** Start Entries supplied **

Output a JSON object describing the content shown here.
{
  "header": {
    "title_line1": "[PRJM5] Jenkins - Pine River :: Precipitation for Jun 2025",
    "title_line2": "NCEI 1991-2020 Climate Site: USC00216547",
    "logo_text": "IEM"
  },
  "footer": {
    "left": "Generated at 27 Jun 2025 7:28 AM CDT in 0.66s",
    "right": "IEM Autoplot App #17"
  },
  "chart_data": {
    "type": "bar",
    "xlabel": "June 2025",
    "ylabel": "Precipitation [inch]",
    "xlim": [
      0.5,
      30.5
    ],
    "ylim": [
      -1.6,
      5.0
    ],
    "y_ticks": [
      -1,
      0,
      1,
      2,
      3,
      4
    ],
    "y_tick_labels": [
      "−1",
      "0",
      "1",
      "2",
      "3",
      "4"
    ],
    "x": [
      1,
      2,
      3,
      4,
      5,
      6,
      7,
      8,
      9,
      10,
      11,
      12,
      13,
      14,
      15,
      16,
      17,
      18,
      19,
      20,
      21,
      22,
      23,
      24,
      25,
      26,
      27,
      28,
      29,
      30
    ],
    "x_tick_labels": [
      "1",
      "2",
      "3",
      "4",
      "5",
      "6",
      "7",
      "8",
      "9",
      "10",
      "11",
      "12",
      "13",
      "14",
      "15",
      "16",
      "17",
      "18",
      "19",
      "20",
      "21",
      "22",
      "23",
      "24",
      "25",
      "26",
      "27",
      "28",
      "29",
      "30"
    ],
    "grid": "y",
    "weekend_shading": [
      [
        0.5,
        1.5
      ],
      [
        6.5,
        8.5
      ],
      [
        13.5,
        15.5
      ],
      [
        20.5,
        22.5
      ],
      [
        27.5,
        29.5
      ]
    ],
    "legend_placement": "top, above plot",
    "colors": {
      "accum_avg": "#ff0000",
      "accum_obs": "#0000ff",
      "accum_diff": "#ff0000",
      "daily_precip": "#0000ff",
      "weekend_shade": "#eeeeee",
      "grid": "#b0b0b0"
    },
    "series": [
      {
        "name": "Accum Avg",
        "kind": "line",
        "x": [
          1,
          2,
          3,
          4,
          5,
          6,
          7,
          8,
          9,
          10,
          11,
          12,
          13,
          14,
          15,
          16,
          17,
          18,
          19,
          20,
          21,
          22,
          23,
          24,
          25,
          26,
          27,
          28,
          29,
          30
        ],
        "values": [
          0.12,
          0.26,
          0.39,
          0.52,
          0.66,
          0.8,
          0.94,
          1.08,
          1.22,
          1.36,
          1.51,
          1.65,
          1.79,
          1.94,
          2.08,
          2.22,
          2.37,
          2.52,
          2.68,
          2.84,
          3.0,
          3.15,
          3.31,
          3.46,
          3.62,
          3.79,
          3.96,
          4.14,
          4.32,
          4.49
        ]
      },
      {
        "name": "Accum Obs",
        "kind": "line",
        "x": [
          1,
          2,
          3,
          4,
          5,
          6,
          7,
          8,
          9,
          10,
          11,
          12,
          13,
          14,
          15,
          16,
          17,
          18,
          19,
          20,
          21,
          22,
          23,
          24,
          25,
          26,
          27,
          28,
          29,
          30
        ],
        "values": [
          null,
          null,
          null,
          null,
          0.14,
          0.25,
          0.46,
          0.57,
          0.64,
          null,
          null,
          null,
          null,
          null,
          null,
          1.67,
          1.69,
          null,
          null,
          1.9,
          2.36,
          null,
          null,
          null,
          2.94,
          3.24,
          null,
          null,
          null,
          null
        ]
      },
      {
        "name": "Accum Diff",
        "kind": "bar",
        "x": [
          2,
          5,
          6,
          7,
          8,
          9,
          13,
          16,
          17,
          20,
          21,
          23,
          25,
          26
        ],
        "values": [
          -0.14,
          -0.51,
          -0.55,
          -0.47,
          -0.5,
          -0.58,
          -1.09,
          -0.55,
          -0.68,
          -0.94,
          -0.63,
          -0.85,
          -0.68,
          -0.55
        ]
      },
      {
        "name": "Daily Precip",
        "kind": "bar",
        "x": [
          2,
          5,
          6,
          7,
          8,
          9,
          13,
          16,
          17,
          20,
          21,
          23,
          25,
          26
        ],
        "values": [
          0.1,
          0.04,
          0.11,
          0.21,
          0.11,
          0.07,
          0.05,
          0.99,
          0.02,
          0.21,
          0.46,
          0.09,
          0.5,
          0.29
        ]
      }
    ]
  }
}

** End Entries supplied **

▸ **Stated task**: Each line of the material above must be retyped precisely.

▸ **Result**:
Output a JSON object describing the content shown here.
{
  "header": {
    "title_line1": "[PRJM5] Jenkins - Pine River :: Precipitation for Jun 2025",
    "title_line2": "NCEI 1991-2020 Climate Site: USC00216547",
    "logo_text": "IEM"
  },
  "footer": {
    "left": "Generated at 27 Jun 2025 7:28 AM CDT in 0.66s",
    "right": "IEM Autoplot App #17"
  },
  "chart_data": {
    "type": "bar",
    "xlabel": "June 2025",
    "ylabel": "Precipitation [inch]",
    "xlim": [
      0.5,
      30.5
    ],
    "ylim": [
      -1.6,
      5.0
    ],
    "y_ticks": [
      -1,
      0,
      1,
      2,
      3,
      4
    ],
    "y_tick_labels": [
      "−1",
      "0",
      "1",
      "2",
      "3",
      "4"
    ],
    "x": [
      1,
      2,
      3,
      4,
      5,
      6,
      7,
      8,
      9,
      10,
      11,
      12,
      13,
      14,
      15,
      16,
      17,
      18,
      19,
      20,
      21,
      22,
      23,
      24,
      25,
      26,
      27,
      28,
      29,
      30
    ],
    "x_tick_labels": [
      "1",
      "2",
      "3",
      "4",
      "5",
      "6",
      "7",
      "8",
      "9",
      "10",
      "11",
      "12",
      "13",
      "14",
      "15",
      "16",
      "17",
      "18",
      "19",
      "20",
      "21",
      "22",
      "23",
      "24",
      "25",
      "26",
      "27",
      "28",
      "29",
      "30"
    ],
    "grid": "y",
    "weekend_shading": [
      [
        0.5,
        1.5
      ],
      [
        6.5,
        8.5
      ],
      [
        13.5,
        15.5
      ],
      [
        20.5,
        22.5
      ],
      [
        27.5,
        29.5
      ]
    ],
    "legend_placement": "top, above plot",
    "colors": {
      "accum_avg": "#ff0000",
      "accum_obs": "#0000ff",
      "accum_diff": "#ff0000",
      "daily_precip": "#0000ff",
      "weekend_shade": "#eeeeee",
      "grid": "#b0b0b0"
    },
    "series": [
      {
        "name": "Accum Avg",
        "kind": "line",
        "x": [
          1,
          2,
          3,
          4,
          5,
          6,
          7,
          8,
          9,
          10,
          11,
          12,
          13,
          14,
          15,
          16,
          17,
          18,
          19,
          20,
          21,
          22,
          23,
          24,
          25,
          26,
          27,
          28,
          29,
          30
        ],
        "values": [
          0.12,
          0.26,
          0.39,
          0.52,
          0.66,
          0.8,
          0.94,
          1.08,
          1.22,
          1.36,
          1.51,
          1.65,
          1.79,
          1.94,
          2.08,
          2.22,
          2.37,
          2.52,
          2.68,
          2.84,
          3.0,
          3.15,
          3.31,
          3.46,
          3.62,
          3.79,
          3.96,
          4.14,
          4.32,
          4.49
        ]
      },
      {
        "name": "Accum Obs",
        "kind": "line",
        "x": [
          1,
          2,
          3,
          4,
          5,
          6,
          7,
          8,
          9,
          10,
          11,
          12,
          13,
          14,
          15,
          16,
          17,
          18,
          19,
          20,
          21,
          22,
          23,
          24,
          25,
          26,
          27,
          28,
          29,
          30
        ],
        "values": [
          null,
          null,
          null,
          null,
          0.14,
          0.25,
          0.46,
          0.57,
          0.64,
          null,
          null,
          null,
          null,
          null,
          null,
          1.67,
          1.69,
          null,
          null,
          1.9,
          2.36,
          null,
          null,
          null,
          2.94,
          3.24,
          null,
          null,
          null,
          null
        ]
      },
      {
        "name": "Accum Diff",
        "kind": "bar",
        "x": [
          2,
          5,
          6,
          7,
          8,
          9,
          13,
          16,
          17,
          20,
          21,
          23,
          25,
          26
        ],
        "values": [
          -0.14,
          -0.51,
          -0.55,
          -0.47,
          -0.5,
          -0.58,
          -1.09,
          -0.55,
          -0.68,
          -0.94,
          -0.63,
          -0.85,
          -0.68,
          -0.55
        ]
      },
      {
        "name": "Daily Precip",
        "kind": "bar",
        "x": [
          2,
          5,
          6,
          7,
          8,
          9,
          13,
          16,
          17,
          20,
          21,
          23,
          25,
          26
        ],
        "values": [
          0.1,
          0.04,
          0.11,
          0.21,
          0.11,
          0.07,
          0.05,
          0.99,
          0.02,
          0.21,
          0.46,
          0.09,
          0.5,
          0.29
        ]
      }
    ]
  }
}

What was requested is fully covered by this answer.